═══ Record set

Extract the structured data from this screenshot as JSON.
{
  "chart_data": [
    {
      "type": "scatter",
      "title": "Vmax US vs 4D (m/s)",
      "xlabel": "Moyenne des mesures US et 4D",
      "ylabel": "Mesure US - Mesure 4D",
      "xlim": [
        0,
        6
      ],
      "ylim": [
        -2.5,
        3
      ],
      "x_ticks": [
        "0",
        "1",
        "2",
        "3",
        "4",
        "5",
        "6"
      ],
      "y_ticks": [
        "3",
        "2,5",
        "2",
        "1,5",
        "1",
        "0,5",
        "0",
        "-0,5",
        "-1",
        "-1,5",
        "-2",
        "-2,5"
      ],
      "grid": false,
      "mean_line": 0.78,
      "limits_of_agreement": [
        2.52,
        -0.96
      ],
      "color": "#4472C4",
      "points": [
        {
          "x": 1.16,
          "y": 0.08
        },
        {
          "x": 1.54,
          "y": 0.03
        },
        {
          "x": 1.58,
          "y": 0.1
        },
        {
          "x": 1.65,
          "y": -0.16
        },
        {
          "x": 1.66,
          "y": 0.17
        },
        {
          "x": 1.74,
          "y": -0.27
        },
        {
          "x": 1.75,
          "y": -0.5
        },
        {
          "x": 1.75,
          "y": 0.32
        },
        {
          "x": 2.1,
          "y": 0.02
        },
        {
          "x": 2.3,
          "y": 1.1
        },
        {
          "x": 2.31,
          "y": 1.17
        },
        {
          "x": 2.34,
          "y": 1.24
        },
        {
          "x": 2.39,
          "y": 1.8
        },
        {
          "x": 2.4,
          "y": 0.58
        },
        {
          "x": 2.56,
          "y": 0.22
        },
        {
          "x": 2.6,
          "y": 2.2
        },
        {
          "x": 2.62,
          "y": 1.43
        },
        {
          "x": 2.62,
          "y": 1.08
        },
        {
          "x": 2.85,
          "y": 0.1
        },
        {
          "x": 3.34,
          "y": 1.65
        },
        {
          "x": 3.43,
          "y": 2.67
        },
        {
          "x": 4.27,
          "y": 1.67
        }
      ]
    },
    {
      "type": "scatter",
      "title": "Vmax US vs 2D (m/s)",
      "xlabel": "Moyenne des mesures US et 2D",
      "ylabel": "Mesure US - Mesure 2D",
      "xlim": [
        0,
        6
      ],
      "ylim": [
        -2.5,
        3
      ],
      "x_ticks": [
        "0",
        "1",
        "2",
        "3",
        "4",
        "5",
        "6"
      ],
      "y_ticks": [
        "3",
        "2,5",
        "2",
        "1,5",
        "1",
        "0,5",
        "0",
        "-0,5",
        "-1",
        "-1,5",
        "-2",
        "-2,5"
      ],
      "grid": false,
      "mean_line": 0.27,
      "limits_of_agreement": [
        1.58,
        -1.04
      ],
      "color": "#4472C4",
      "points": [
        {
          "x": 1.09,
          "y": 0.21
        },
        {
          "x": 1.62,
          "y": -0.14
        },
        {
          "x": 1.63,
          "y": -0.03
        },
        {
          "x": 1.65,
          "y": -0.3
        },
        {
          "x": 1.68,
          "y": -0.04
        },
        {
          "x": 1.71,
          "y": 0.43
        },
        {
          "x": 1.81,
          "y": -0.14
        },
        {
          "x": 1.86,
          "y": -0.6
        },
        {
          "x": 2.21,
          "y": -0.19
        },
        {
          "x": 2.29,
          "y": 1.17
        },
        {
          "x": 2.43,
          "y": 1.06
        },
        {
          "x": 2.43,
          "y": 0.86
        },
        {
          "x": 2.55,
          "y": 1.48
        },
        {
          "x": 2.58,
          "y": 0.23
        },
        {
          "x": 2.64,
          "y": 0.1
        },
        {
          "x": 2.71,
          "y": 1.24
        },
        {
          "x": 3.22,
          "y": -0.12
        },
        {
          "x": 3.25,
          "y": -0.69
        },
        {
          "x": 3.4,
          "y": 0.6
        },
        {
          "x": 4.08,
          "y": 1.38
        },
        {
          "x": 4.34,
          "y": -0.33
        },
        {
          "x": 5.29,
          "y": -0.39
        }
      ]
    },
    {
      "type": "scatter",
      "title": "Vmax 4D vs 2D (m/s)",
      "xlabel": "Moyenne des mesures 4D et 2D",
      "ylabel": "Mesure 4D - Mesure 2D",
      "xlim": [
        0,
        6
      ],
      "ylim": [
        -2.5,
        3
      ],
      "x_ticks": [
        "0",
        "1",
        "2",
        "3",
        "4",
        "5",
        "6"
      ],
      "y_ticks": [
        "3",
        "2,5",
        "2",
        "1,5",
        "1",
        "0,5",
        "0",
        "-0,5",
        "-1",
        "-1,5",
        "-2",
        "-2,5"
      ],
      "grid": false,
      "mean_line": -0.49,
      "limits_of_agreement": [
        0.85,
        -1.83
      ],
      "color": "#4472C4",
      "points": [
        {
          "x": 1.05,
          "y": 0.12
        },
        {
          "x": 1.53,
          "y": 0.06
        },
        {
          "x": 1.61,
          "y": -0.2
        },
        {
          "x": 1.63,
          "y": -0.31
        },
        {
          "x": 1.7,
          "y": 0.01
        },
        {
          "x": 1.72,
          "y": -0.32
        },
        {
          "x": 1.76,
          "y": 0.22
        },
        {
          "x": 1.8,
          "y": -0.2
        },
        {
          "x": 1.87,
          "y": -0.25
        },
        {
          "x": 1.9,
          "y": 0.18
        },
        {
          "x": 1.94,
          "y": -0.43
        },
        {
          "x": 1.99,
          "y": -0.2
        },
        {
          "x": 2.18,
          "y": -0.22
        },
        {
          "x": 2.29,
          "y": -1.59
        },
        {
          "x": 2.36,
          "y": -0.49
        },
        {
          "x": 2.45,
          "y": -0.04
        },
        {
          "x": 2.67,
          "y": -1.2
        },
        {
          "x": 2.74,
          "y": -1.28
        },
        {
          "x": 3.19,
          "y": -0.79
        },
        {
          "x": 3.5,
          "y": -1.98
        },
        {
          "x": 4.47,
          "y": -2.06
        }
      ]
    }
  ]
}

══════

### [Your objective]
Above are some records; extract every one of them exactly.

### [Answer to this problem]
Extract the structured data from this screenshot as JSON.
{
  "chart_data": [
    {
      "type": "scatter",
      "title": "Vmax US vs 4D (m/s)",
      "xlabel": "Moyenne des mesures US et 4D",
      "ylabel": "Mesure US - Mesure 4D",
      "xlim": [
        0,
        6
      ],
      "ylim": [
        -2.5,
        3
      ],
      "x_ticks": [
        "0",
        "1",
        "2",
        "3",
        "4",
        "5",
        "6"
      ],
      "y_ticks": [
        "3",
        "2,5",
        "2",
        "1,5",
        "1",
        "0,5",
        "0",
        "-0,5",
        "-1",
        "-1,5",
        "-2",
        "-2,5"
      ],
      "grid": false,
      "mean_line": 0.78,
      "limits_of_agreement": [
        2.52,
        -0.96
      ],
      "color": "#4472C4",
      "points": [
        {
          "x": 1.16,
          "y": 0.08
        },
        {
          "x": 1.54,
          "y": 0.03
        },
        {
          "x": 1.58,
          "y": 0.1
        },
        {
          "x": 1.65,
          "y": -0.16
        },
        {
          "x": 1.66,
          "y": 0.17
        },
        {
          "x": 1.74,
          "y": -0.27
        },
        {
          "x": 1.75,
          "y": -0.5
        },
        {
          "x": 1.75,
          "y": 0.32
        },
        {
          "x": 2.1,
          "y": 0.02
        },
        {
          "x": 2.3,
          "y": 1.1
        },
        {
          "x": 2.31,
          "y": 1.17
        },
        {
          "x": 2.34,
          "y": 1.24
        },
        {
          "x": 2.39,
          "y": 1.8
        },
        {
          "x": 2.4,
          "y": 0.58
        },
        {
          "x": 2.56,
          "y": 0.22
        },
        {
          "x": 2.6,
          "y": 2.2
        },
        {
          "x": 2.62,
          "y": 1.43
        },
        {
          "x": 2.62,
          "y": 1.08
        },
        {
          "x": 2.85,
          "y": 0.1
        },
        {
          "x": 3.34,
          "y": 1.65
        },
        {
          "x": 3.43,
          "y": 2.67
        },
        {
          "x": 4.27,
          "y": 1.67
        }
      ]
    },
    {
      "type": "scatter",
      "title": "Vmax US vs 2D (m/s)",
      "xlabel": "Moyenne des mesures US et 2D",
      "ylabel": "Mesure US - Mesure 2D",
      "xlim": [
        0,
        6
      ],
      "ylim": [
        -2.5,
        3
      ],
      "x_ticks": [
        "0",
        "1",
        "2",
        "3",
        "4",
        "5",
        "6"
      ],
      "y_ticks": [
        "3",
        "2,5",
        "2",
        "1,5",
        "1",
        "0,5",
        "0",
        "-0,5",
        "-1",
        "-1,5",
        "-2",
        "-2,5"
      ],
      "grid": false,
      "mean_line": 0.27,
      "limits_of_agreement": [
        1.58,
        -1.04
      ],
      "color": "#4472C4",
      "points": [
        {
          "x": 1.09,
          "y": 0.21
        },
        {
          "x": 1.62,
          "y": -0.14
        },
        {
          "x": 1.63,
          "y": -0.03
        },
        {
          "x": 1.65,
          "y": -0.3
        },
        {
          "x": 1.68,
          "y": -0.04
        },
        {
          "x": 1.71,
          "y": 0.43
        },
        {
          "x": 1.81,
          "y": -0.14
        },
        {
          "x": 1.86,
          "y": -0.6
        },
        {
          "x": 2.21,
          "y": -0.19
        },
        {
          "x": 2.29,
          "y": 1.17
        },
        {
          "x": 2.43,
          "y": 1.06
        },
        {
          "x": 2.43,
          "y": 0.86
        },
        {
          "x": 2.55,
          "y": 1.48
        },
        {
          "x": 2.58,
          "y": 0.23
        },
        {
          "x": 2.64,
          "y": 0.1
        },
        {
          "x": 2.71,
          "y": 1.24
        },
        {
          "x": 3.22,
          "y": -0.12
        },
        {
          "x": 3.25,
          "y": -0.69
        },
        {
          "x": 3.4,
          "y": 0.6
        },
        {
          "x": 4.08,
          "y": 1.38
        },
        {
          "x": 4.34,
          "y": -0.33
        },
        {
          "x": 5.29,
          "y": -0.39
        }
      ]
    },
    {
      "type": "scatter",
      "title": "Vmax 4D vs 2D (m/s)",
      "xlabel": "Moyenne des mesures 4D et 2D",
      "ylabel": "Mesure 4D - Mesure 2D",
      "xlim": [
        0,
        6
      ],
      "ylim": [
        -2.5,
        3
      ],
      "x_ticks": [
        "0",
        "1",
        "2",
        "3",
        "4",
        "5",
        "6"
      ],
      "y_ticks": [
        "3",
        "2,5",
        "2",
        "1,5",
        "1",
        "0,5",
        "0",
        "-0,5",
        "-1",
        "-1,5",
        "-2",
        "-2,5"
      ],
      "grid": false,
      "mean_line": -0.49,
      "limits_of_agreement": [
        0.85,
        -1.83
      ],
      "color": "#4472C4",
      "points": [
        {
          "x": 1.05,
          "y": 0.12
        },
        {
          "x": 1.53,
          "y": 0.06
        },
        {
          "x": 1.61,
          "y": -0.2
        },
        {
          "x": 1.63,
          "y": -0.31
        },
        {
          "x": 1.7,
          "y": 0.01
        },
        {
          "x": 1.72,
          "y": -0.32
        },
        {
          "x": 1.76,
          "y": 0.22
        },
        {
          "x": 1.8,
          "y": -0.2
        },
        {
          "x": 1.87,
          "y": -0.25
        },
        {
          "x": 1.9,
          "y": 0.18
        },
        {
          "x": 1.94,
          "y": -0.43
        },
        {
          "x": 1.99,
          "y": -0.2
        },
        {
          "x": 2.18,
          "y": -0.22
        },
        {
          "x": 2.29,
          "y": -1.59
        },
        {
          "x": 2.36,
          "y": -0.49
        },
        {
          "x": 2.45,
          "y": -0.04
        },
        {
          "x": 2.67,
          "y": -1.2
        },
        {
          "x": 2.74,
          "y": -1.28
        },
        {
          "x": 3.19,
          "y": -0.79
        },
        {
          "x": 3.5,
          "y": -1.98
        },
        {
          "x": 4.47,
          "y": -2.06
        }
      ]
    }
  ]
}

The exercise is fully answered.